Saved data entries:
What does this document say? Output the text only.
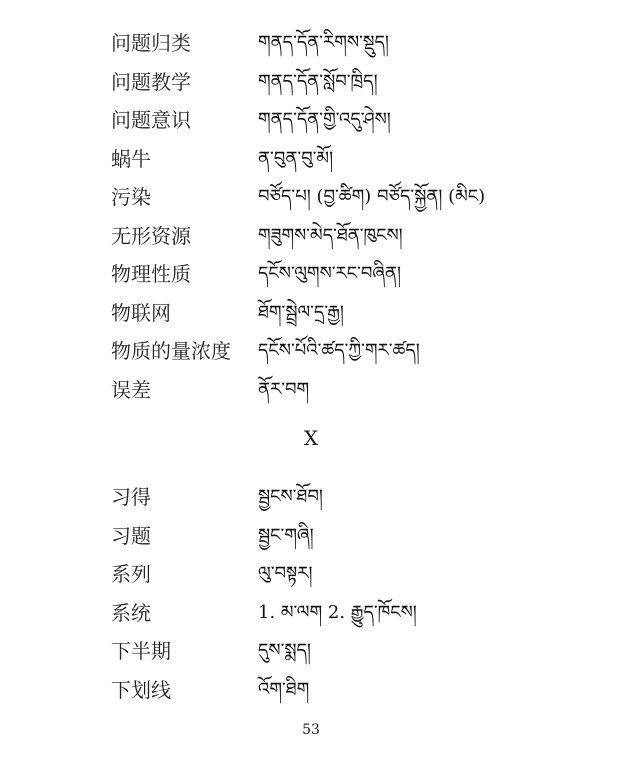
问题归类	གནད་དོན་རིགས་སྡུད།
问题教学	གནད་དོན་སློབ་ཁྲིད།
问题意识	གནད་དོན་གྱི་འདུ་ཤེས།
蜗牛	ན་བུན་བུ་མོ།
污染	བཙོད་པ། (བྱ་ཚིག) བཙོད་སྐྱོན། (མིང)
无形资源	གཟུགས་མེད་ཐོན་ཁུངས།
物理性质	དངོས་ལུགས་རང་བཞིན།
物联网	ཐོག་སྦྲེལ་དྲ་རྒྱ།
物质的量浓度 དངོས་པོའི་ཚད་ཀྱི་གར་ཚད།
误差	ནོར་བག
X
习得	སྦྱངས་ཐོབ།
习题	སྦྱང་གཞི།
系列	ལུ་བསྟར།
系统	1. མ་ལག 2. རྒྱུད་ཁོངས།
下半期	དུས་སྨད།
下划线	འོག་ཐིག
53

Goal of the exercise:
Print the whole listing above once more, word for word, without its pictures.

Reply to the task:
What does this document say? Output the text only.
问题归类	གནད་དོན་རིགས་སྡུད།
问题教学	གནད་དོན་སློབ་ཁྲིད།
问题意识	གནད་དོན་གྱི་འདུ་ཤེས།
蜗牛	ན་བུན་བུ་མོ།
污染	བཙོད་པ། (བྱ་ཚིག) བཙོད་སྐྱོན། (མིང)
无形资源	གཟུགས་མེད་ཐོན་ཁུངས།
物理性质	དངོས་ལུགས་རང་བཞིན།
物联网	ཐོག་སྦྲེལ་དྲ་རྒྱ།
物质的量浓度 དངོས་པོའི་ཚད་ཀྱི་གར་ཚད།
误差	ནོར་བག
X
习得	སྦྱངས་ཐོབ།
习题	སྦྱང་གཞི།
系列	ལུ་བསྟར།
系统	1. མ་ལག 2. རྒྱུད་ཁོངས།
下半期	དུས་སྨད།
下划线	འོག་ཐིག
53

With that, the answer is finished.